GOAL OF THE EXERCISE
Your task is to locate every line holding the string "合约基差" and to copy each of them.

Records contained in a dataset
────────────────────

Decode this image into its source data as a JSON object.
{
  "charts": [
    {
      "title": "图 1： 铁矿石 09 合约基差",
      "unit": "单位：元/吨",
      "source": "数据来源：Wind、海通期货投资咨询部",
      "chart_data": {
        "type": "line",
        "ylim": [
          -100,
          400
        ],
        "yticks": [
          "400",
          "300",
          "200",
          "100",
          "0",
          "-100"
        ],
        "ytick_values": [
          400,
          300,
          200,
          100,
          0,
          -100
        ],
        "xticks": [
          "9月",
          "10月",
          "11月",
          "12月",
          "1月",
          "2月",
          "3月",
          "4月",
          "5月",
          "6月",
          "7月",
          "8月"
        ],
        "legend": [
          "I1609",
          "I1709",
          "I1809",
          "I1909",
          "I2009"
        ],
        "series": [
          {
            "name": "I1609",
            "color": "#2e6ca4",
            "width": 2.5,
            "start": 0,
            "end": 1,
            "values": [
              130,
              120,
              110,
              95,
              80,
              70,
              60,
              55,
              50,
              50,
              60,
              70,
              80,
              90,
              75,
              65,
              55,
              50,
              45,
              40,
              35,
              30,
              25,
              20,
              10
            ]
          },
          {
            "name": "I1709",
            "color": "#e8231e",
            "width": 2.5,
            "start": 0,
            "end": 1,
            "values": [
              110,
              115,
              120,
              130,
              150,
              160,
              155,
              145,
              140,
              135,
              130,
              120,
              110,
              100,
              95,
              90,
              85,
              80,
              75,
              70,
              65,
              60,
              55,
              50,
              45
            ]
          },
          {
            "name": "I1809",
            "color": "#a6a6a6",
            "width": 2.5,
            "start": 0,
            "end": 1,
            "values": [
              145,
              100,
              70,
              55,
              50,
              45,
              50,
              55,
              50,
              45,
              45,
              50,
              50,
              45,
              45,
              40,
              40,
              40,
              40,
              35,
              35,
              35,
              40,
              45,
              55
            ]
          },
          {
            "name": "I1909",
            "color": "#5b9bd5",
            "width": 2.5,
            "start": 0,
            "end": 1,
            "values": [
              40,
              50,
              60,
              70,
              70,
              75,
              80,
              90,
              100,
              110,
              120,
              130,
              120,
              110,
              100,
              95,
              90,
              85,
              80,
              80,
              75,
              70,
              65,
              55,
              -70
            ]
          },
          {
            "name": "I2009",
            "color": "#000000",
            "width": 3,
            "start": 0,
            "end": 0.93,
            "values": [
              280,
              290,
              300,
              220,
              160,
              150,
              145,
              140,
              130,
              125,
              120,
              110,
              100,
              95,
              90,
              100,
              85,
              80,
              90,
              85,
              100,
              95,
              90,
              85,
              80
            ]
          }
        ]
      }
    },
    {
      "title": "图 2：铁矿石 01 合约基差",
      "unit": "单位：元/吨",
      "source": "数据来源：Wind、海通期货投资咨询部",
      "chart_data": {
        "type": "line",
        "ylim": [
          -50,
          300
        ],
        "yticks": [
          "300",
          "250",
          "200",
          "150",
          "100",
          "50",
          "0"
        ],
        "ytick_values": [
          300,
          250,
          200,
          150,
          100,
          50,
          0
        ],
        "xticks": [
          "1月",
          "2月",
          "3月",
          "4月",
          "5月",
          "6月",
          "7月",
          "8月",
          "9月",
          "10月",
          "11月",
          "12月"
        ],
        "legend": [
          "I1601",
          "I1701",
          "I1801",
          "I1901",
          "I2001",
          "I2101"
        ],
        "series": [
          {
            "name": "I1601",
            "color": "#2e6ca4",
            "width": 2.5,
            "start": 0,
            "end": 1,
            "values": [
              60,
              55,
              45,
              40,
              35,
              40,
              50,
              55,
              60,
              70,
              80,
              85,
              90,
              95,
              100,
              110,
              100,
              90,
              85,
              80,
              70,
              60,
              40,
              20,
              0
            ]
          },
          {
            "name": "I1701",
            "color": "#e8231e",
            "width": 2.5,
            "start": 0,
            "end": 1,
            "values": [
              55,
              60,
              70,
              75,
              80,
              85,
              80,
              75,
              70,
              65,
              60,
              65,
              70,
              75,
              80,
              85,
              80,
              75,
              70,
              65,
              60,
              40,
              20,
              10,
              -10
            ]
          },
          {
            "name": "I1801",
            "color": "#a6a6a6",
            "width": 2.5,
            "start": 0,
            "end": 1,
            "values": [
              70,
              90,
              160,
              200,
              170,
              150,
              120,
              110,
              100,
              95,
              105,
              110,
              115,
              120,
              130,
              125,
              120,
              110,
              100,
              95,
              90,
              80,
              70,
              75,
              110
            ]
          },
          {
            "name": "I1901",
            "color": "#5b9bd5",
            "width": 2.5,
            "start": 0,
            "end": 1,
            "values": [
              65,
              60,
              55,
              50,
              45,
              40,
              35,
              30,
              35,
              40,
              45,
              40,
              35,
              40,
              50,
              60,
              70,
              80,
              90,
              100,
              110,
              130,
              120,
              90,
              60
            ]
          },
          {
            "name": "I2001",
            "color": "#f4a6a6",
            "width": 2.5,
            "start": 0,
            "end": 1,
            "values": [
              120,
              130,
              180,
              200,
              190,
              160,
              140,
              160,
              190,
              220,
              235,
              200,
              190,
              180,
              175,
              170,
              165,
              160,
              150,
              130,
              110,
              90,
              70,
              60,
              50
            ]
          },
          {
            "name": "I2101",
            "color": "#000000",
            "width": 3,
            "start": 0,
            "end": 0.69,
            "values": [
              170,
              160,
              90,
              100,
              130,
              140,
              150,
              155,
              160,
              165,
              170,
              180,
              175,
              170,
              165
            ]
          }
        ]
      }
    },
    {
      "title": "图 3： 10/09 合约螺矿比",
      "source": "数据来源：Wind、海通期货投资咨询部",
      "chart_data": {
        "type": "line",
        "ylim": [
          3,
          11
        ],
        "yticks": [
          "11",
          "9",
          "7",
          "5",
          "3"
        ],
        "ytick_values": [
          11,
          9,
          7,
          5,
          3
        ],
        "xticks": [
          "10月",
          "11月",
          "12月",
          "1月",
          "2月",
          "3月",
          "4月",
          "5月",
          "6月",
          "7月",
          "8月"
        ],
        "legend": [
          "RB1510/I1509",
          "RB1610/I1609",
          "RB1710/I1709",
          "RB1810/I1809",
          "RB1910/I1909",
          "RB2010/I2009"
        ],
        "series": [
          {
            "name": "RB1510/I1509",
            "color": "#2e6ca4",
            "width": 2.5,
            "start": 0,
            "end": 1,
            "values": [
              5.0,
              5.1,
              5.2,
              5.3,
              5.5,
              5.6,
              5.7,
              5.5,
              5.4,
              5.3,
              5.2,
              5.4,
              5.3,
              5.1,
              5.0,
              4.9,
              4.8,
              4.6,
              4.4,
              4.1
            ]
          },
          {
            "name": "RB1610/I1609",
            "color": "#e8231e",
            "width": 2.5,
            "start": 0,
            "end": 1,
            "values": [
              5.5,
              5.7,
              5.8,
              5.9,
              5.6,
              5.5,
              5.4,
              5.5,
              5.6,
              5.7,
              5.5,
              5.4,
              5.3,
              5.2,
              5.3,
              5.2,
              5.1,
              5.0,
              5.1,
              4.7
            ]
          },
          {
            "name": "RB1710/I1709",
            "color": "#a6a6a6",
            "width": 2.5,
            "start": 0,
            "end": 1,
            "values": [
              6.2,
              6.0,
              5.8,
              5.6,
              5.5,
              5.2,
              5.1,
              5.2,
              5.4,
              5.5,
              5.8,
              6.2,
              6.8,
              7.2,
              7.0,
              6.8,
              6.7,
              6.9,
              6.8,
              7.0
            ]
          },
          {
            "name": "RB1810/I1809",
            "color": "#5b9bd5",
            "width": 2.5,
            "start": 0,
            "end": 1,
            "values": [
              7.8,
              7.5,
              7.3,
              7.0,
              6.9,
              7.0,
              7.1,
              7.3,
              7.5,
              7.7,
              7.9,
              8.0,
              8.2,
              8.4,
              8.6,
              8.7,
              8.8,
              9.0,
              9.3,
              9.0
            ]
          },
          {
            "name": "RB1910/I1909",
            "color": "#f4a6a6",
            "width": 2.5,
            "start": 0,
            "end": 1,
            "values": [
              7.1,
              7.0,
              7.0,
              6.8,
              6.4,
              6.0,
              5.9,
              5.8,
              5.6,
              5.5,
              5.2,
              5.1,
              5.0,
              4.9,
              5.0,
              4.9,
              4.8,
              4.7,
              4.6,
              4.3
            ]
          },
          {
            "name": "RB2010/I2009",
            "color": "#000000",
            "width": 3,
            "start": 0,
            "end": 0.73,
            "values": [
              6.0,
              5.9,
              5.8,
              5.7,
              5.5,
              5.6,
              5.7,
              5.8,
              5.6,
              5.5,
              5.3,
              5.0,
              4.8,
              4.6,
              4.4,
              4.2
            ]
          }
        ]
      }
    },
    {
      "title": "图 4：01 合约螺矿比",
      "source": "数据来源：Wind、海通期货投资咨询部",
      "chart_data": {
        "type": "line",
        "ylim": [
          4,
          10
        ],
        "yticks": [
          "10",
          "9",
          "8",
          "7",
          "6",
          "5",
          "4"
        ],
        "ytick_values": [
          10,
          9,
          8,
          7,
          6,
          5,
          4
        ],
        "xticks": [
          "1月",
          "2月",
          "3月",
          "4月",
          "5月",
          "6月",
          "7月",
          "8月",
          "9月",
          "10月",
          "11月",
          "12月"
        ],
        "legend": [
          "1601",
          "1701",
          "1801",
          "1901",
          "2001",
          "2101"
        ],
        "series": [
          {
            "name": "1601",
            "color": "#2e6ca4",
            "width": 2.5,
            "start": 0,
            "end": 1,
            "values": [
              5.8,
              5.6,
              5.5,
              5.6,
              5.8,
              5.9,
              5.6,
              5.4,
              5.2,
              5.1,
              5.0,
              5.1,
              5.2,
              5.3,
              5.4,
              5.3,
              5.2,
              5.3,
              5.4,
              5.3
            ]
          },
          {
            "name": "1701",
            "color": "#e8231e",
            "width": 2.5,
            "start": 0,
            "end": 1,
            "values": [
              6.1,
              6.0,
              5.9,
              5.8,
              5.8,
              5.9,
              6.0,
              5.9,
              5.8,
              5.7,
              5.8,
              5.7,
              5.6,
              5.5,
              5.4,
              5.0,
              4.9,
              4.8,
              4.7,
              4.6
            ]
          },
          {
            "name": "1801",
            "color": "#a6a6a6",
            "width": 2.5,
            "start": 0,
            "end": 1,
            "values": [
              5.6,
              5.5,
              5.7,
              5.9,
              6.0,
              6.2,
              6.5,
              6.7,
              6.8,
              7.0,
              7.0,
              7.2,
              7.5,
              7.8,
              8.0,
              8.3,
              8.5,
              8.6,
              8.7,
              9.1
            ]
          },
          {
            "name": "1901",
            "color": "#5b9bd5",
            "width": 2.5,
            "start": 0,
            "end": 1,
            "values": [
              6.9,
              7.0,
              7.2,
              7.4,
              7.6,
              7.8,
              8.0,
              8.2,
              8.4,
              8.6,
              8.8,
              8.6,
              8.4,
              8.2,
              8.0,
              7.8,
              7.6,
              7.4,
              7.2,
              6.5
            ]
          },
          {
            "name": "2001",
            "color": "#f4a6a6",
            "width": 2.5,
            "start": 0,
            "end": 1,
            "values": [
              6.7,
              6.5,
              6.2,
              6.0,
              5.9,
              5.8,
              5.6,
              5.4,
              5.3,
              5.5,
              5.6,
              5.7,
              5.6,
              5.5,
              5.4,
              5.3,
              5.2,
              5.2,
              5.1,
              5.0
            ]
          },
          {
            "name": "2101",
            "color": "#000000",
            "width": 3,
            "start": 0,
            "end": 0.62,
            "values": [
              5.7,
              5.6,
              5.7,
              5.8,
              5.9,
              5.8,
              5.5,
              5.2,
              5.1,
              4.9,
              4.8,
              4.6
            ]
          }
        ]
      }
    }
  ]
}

────────────────────

COMPLETE RESPONSE
      "title": "图 1： 铁矿石 09 合约基差",
      "title": "图 2：铁矿石 01 合约基差",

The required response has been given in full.